Collected data entries
-- begin --
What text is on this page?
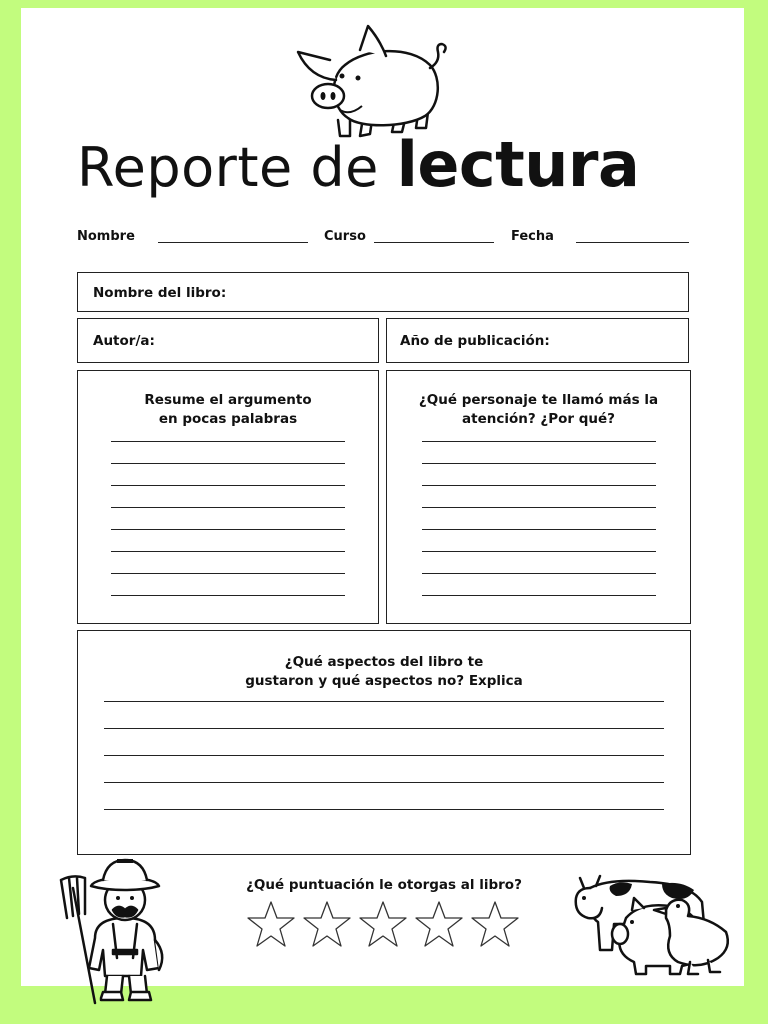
Reporte de lectura
Nombre	Curso	Fecha
Nombre del libro:
Autor/a:	Año de publicación:
Resume el argumento
en pocas palabras
¿Qué personaje te llamó más la
atención? ¿Por qué?
¿Qué aspectos del libro te
gustaron y qué aspectos no? Explica
¿Qué puntuación le otorgas al libro?
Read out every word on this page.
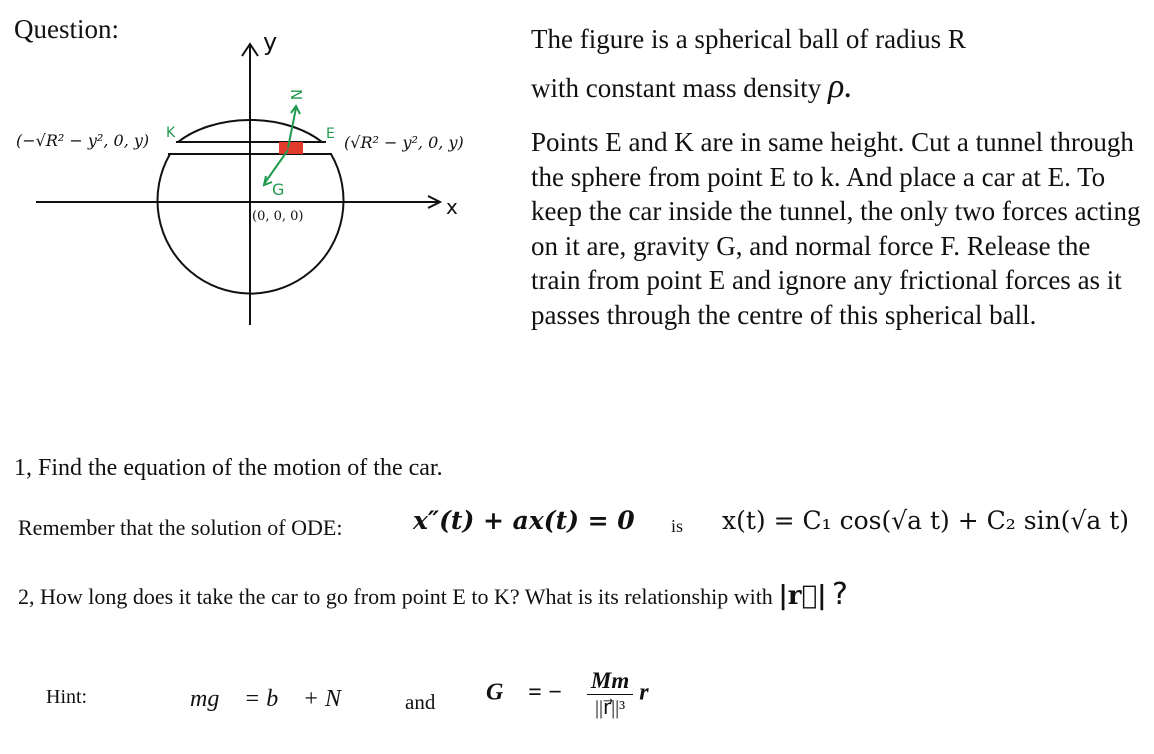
Question:	y
x
N
G
E
K
(−√R² − y², 0, y)	(√R² − y², 0, y)
(0, 0, 0)
The figure is a spherical ball of radius R
with constant mass density ρ.
Points E and K are in same height. Cut a tunnel through the sphere from point E to k. And place a car at E. To keep the car inside the tunnel, the only two forces acting on it are, gravity G, and normal force F. Release the train from point E and ignore any frictional forces as it passes through the centre of this spherical ball.
1, Find the equation of the motion of the car.
Remember that the solution of ODE:	x″(t) + ax(t) = 0 is x(t) = C₁ cos(√a t) + C₂ sin(√a t)
2, How long does it take the car to go from point E to K? What is its relationship with |r⃗| ?
Hint:	mg⃗ = b⃗ + N⃗ and G⃗ = −𝔾 $\frac{Mm}{\text{||r⃗||³}}$ r⃗
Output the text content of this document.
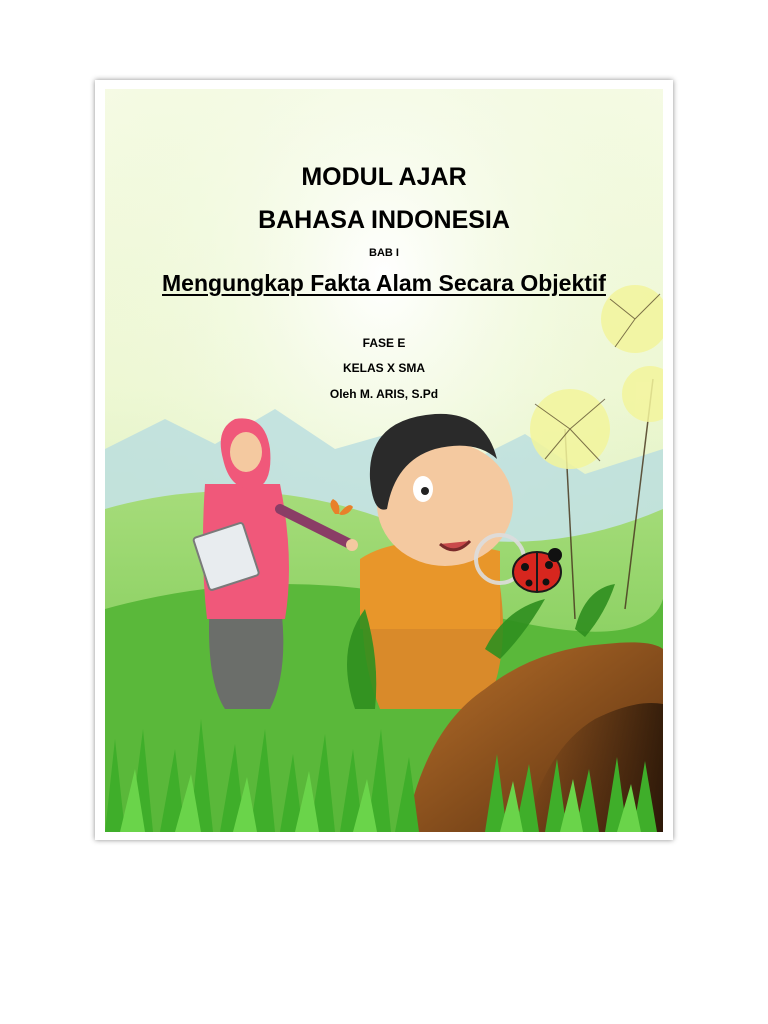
MODUL AJAR
BAHASA INDONESIA
BAB I
Mengungkap Fakta Alam Secara Objektif
FASE E
KELAS X SMA
Oleh M. ARIS, S.Pd
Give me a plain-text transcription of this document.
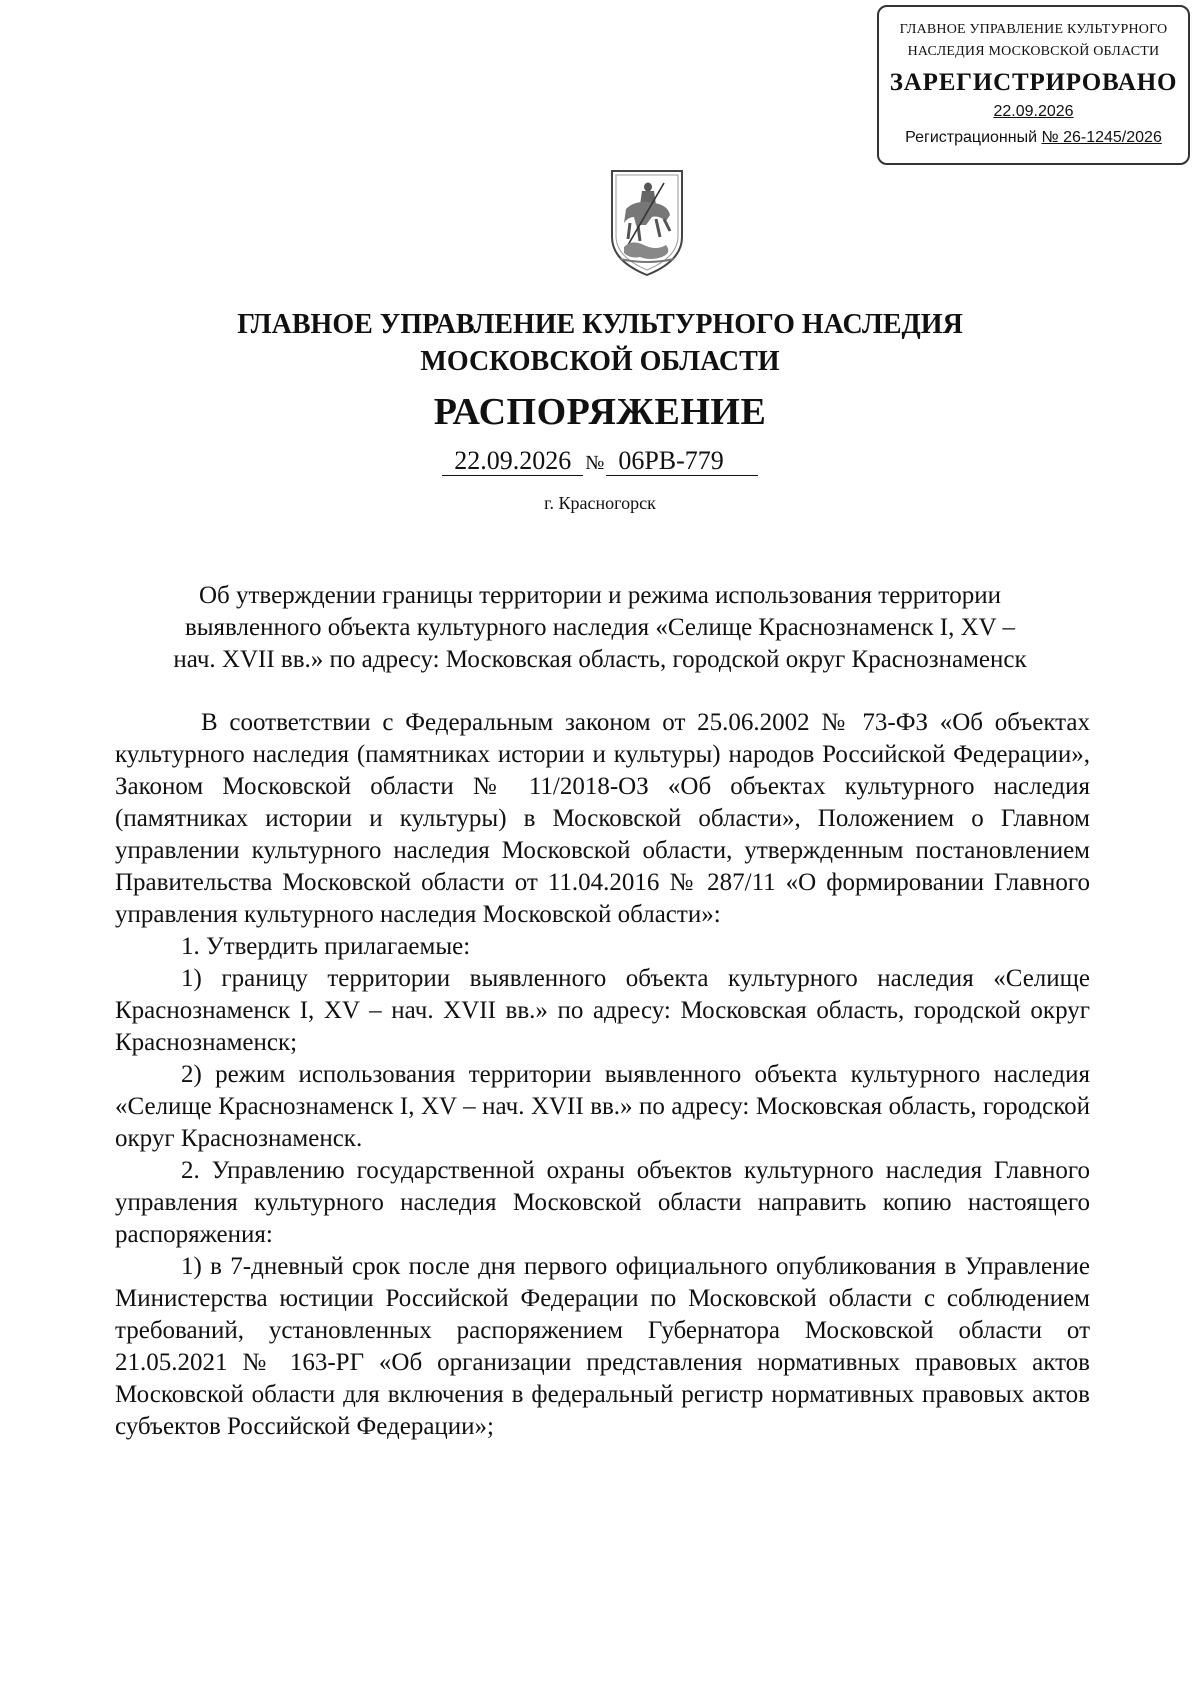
ГЛАВНОЕ УПРАВЛЕНИЕ КУЛЬТУРНОГО
НАСЛЕДИЯ МОСКОВСКОЙ ОБЛАСТИ
ЗАРЕГИСТРИРОВАНО
22.09.2026
Регистрационный № 26-1245/2026
ГЛАВНОЕ УПРАВЛЕНИЕ КУЛЬТУРНОГО НАСЛЕДИЯ
МОСКОВСКОЙ ОБЛАСТИ
РАСПОРЯЖЕНИЕ
22.09.2026 № 06РВ-779
г. Красногорск
Об утверждении границы территории и режима использования территории
выявленного объекта культурного наследия «Селище Краснознаменск I, XV –
нач. XVII вв.» по адресу: Московская область, городской округ Краснознаменск

В соответствии с Федеральным законом от 25.06.2002 № 73-ФЗ «Об объектах культурного наследия (памятниках истории и культуры) народов Российской Федерации», Законом Московской области № 11/2018-ОЗ «Об объектах культурного наследия (памятниках истории и культуры) в Московской области», Положением о Главном управлении культурного наследия Московской области, утвержденным постановлением Правительства Московской области от 11.04.2016 № 287/11 «О формировании Главного управления культурного наследия Московской области»:

1. Утвердить прилагаемые:

1) границу территории выявленного объекта культурного наследия «Селище Краснознаменск I, XV – нач. XVII вв.» по адресу: Московская область, городской округ Краснознаменск;

2) режим использования территории выявленного объекта культурного наследия «Селище Краснознаменск I, XV – нач. XVII вв.» по адресу: Московская область, городской округ Краснознаменск.

2. Управлению государственной охраны объектов культурного наследия Главного управления культурного наследия Московской области направить копию настоящего распоряжения:

1) в 7-дневный срок после дня первого официального опубликования в Управление Министерства юстиции Российской Федерации по Московской области с соблюдением требований, установленных распоряжением Губернатора Московской области от 21.05.2021 № 163-РГ «Об организации представления нормативных правовых актов Московской области для включения в федеральный регистр нормативных правовых актов субъектов Российской Федерации»;
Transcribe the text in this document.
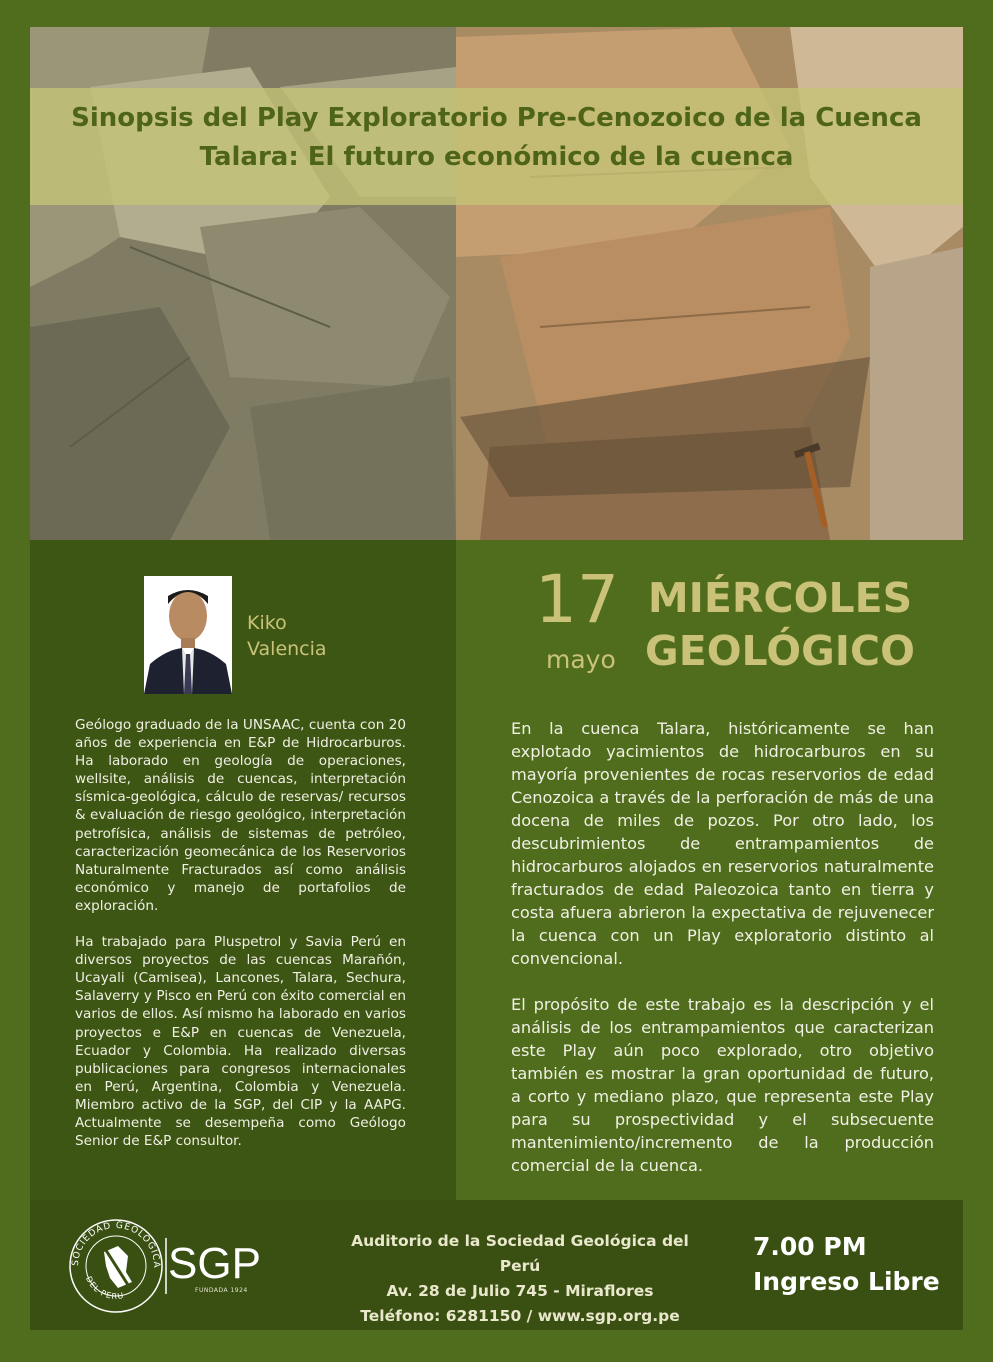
Sinopsis del Play Exploratorio Pre-Cenozoico de la Cuenca
Talara: El futuro económico de la cuenca
Kiko
Valencia

Geólogo graduado de la UNSAAC, cuenta con 20 años de experiencia en E&P de Hidrocarburos. Ha laborado en geología de operaciones, wellsite, análisis de cuencas, interpretación sísmica-geológica, cálculo de reservas/ recursos & evaluación de riesgo geológico, interpretación petrofísica, análisis de sistemas de petróleo, caracterización geomecánica de los Reservorios Naturalmente Fracturados así como análisis económico y manejo de portafolios de exploración.

Ha trabajado para Pluspetrol y Savia Perú en diversos proyectos de las cuencas Marañón, Ucayali (Camisea), Lancones, Talara, Sechura, Salaverry y Pisco en Perú con éxito comercial en varios de ellos. Así mismo ha laborado en varios proyectos e E&P en cuencas de Venezuela, Ecuador y Colombia. Ha realizado diversas publicaciones para congresos internacionales en Perú, Argentina, Colombia y Venezuela. Miembro activo de la SGP, del CIP y la AAPG. Actualmente se desempeña como Geólogo Senior de E&P consultor.

17
mayo
MIÉRCOLES
GEOLÓGICO

En la cuenca Talara, históricamente se han explotado yacimientos de hidrocarburos en su mayoría provenientes de rocas reservorios de edad Cenozoica a través de la perforación de más de una docena de miles de pozos. Por otro lado, los descubrimientos de entrampamientos de hidrocarburos alojados en reservorios naturalmente fracturados de edad Paleozoica tanto en tierra y costa afuera abrieron la expectativa de rejuvenecer la cuenca con un Play exploratorio distinto al convencional.

El propósito de este trabajo es la descripción y el análisis de los entrampamientos que caracterizan este Play aún poco explorado, otro objetivo también es mostrar la gran oportunidad de futuro, a corto y mediano plazo, que representa este Play para su prospectividad y el subsecuente mantenimiento/incremento de la producción comercial de la cuenca.

SOCIEDAD GEOLOGICA
DEL PERU
SGP
FUNDADA 1924
Auditorio de la Sociedad Geológica del Perú
Av. 28 de Julio 745 - Miraflores
Teléfono: 6281150 / www.sgp.org.pe
7.00 PM
Ingreso Libre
-- end --
__WHAT IS ASKED__.
Your task is to collect every line above that contains the word "libro".

__RESULT OF THIS EXERCISE__.
Nombre del libro:
¿Qué aspectos del libro te
¿Qué puntuación le otorgas al libro?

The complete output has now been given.